§ **Problem requirements**: Find each line with "data" and copy it.

--- Records provided ---

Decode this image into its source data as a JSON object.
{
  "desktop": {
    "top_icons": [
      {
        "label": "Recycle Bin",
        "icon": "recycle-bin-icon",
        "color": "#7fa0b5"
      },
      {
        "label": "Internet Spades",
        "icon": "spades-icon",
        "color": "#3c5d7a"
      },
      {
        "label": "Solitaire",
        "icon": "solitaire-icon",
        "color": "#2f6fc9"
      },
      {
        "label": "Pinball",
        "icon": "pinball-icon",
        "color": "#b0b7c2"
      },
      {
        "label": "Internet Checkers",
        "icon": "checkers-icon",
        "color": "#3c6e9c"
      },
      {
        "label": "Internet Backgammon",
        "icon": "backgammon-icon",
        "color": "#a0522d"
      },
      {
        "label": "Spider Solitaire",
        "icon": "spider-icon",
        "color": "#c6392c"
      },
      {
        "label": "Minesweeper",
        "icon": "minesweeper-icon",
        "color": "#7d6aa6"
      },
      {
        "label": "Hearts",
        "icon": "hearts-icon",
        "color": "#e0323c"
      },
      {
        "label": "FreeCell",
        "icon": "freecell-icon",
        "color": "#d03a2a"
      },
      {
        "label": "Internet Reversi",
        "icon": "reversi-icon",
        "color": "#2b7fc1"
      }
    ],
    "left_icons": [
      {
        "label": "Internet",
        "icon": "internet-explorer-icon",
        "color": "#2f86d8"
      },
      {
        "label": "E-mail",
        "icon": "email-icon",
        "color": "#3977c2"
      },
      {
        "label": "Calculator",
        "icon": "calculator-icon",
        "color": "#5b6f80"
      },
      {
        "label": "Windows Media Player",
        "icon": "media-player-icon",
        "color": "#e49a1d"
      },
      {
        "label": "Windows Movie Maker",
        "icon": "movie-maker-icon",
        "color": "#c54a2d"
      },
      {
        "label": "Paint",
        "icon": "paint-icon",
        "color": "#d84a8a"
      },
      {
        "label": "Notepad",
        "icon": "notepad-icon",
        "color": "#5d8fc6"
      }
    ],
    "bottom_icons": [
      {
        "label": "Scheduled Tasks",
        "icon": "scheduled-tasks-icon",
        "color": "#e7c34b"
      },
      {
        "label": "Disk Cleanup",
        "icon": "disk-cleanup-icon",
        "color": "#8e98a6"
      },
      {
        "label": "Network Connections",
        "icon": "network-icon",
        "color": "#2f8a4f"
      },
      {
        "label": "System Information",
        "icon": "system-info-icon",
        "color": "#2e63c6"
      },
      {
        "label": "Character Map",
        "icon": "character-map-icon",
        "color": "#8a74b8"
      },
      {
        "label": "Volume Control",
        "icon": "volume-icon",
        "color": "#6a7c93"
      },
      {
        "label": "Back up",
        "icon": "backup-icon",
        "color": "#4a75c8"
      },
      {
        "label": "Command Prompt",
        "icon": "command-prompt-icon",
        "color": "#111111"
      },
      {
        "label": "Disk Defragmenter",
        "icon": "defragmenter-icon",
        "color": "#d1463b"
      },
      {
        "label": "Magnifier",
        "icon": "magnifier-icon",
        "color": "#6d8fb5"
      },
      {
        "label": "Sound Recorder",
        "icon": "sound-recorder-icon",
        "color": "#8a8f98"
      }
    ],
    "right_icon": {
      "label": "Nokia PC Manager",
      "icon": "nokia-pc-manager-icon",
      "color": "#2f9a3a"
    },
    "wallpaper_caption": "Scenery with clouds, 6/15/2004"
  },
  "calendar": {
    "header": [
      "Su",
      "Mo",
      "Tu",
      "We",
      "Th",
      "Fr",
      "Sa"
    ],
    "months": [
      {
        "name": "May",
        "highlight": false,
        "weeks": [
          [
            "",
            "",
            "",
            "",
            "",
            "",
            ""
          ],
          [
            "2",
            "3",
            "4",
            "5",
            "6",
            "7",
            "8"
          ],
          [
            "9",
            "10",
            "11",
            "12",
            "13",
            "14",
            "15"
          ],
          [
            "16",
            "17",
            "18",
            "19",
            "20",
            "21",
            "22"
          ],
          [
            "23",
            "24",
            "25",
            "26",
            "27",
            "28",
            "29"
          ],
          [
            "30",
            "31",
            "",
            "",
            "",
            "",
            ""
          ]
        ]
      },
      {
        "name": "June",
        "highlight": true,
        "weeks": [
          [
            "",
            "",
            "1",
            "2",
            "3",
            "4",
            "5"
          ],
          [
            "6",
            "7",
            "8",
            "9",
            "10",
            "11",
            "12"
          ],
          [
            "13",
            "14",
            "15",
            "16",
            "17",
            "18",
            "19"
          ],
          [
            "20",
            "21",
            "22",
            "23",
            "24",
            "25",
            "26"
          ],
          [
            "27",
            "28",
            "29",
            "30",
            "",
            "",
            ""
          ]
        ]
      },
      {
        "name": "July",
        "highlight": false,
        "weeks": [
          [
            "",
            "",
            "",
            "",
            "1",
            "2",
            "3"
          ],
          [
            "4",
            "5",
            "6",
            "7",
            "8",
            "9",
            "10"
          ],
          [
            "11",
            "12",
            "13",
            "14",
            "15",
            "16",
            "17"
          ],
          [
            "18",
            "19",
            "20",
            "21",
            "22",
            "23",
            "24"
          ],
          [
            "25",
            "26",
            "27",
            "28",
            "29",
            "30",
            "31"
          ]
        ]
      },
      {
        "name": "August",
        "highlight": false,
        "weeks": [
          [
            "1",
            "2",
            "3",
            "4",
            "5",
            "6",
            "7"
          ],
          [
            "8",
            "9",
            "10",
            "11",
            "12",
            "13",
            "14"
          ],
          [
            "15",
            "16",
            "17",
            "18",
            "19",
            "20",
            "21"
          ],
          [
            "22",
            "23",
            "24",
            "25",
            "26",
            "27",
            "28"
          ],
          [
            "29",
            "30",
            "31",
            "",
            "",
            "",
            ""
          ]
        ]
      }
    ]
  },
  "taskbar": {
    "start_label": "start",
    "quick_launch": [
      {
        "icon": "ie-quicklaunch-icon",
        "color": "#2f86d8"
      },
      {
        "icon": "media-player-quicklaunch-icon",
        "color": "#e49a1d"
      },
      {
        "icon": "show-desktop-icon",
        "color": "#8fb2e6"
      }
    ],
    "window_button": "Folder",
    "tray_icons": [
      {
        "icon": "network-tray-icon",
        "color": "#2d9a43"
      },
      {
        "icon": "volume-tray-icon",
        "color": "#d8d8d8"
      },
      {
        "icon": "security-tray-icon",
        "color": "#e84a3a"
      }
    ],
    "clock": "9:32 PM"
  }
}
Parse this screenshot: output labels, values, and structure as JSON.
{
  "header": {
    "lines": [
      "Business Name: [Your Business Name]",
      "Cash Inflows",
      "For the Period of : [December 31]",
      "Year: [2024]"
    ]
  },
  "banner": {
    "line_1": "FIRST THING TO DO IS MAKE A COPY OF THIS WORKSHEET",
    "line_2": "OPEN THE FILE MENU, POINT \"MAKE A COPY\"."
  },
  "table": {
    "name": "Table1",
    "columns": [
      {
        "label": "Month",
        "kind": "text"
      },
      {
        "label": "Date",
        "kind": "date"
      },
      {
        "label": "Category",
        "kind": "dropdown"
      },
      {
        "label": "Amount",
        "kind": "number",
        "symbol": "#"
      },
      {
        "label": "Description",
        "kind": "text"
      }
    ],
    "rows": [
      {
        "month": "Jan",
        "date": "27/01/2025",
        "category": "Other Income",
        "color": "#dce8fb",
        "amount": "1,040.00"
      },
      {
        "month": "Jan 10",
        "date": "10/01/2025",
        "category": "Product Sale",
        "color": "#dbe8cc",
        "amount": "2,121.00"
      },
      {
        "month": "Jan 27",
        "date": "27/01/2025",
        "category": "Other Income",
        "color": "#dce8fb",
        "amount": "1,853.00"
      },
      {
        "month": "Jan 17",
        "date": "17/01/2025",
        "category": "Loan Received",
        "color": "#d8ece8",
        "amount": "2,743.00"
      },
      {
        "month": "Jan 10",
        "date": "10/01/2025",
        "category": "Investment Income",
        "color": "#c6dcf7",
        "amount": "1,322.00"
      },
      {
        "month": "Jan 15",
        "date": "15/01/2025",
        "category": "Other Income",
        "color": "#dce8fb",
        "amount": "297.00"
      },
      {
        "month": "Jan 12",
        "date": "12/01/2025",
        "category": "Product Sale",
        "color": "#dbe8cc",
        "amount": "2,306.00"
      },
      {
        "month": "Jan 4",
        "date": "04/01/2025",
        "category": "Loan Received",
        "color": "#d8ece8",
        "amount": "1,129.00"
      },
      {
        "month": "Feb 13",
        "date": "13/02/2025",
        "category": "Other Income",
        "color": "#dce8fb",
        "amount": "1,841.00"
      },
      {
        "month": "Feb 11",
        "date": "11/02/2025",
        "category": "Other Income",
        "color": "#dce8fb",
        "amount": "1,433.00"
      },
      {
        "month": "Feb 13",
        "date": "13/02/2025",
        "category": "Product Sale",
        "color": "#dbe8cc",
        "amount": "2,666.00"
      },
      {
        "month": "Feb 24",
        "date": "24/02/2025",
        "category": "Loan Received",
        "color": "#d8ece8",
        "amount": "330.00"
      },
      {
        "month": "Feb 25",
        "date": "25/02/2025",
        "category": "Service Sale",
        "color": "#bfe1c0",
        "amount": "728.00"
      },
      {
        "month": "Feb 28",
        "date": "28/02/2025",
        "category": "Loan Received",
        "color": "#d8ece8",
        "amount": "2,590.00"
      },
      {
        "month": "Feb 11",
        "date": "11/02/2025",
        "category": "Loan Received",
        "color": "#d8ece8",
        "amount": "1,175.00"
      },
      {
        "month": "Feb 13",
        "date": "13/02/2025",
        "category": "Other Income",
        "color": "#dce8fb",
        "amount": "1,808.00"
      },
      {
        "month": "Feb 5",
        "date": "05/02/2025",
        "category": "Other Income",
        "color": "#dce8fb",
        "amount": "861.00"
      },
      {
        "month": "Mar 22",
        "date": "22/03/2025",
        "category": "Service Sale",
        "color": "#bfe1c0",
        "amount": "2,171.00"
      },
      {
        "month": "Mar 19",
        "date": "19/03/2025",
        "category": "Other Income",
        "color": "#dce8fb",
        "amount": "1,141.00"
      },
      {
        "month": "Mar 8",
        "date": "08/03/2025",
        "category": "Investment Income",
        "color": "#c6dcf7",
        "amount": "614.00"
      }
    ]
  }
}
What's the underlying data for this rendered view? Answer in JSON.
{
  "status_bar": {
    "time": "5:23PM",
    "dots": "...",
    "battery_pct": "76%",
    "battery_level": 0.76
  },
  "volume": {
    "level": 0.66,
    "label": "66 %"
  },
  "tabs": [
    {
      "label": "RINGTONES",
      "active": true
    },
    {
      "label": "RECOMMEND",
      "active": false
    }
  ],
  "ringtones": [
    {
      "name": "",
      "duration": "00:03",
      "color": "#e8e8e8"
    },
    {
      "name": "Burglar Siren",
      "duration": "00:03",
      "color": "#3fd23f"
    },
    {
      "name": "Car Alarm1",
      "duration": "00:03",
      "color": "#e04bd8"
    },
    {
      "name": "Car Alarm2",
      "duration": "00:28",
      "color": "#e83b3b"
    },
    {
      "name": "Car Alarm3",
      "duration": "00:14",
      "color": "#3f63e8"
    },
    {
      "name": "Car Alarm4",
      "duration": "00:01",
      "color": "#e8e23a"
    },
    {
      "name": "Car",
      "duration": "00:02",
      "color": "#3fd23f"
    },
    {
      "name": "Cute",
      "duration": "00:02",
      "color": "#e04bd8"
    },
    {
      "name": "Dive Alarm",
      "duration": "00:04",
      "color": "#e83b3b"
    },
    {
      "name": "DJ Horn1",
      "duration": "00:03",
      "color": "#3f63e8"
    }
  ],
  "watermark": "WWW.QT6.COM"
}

---

§ **Result**:
Decode this image into its source data as a JSON object.
What's the underlying data for this rendered view? Answer in JSON.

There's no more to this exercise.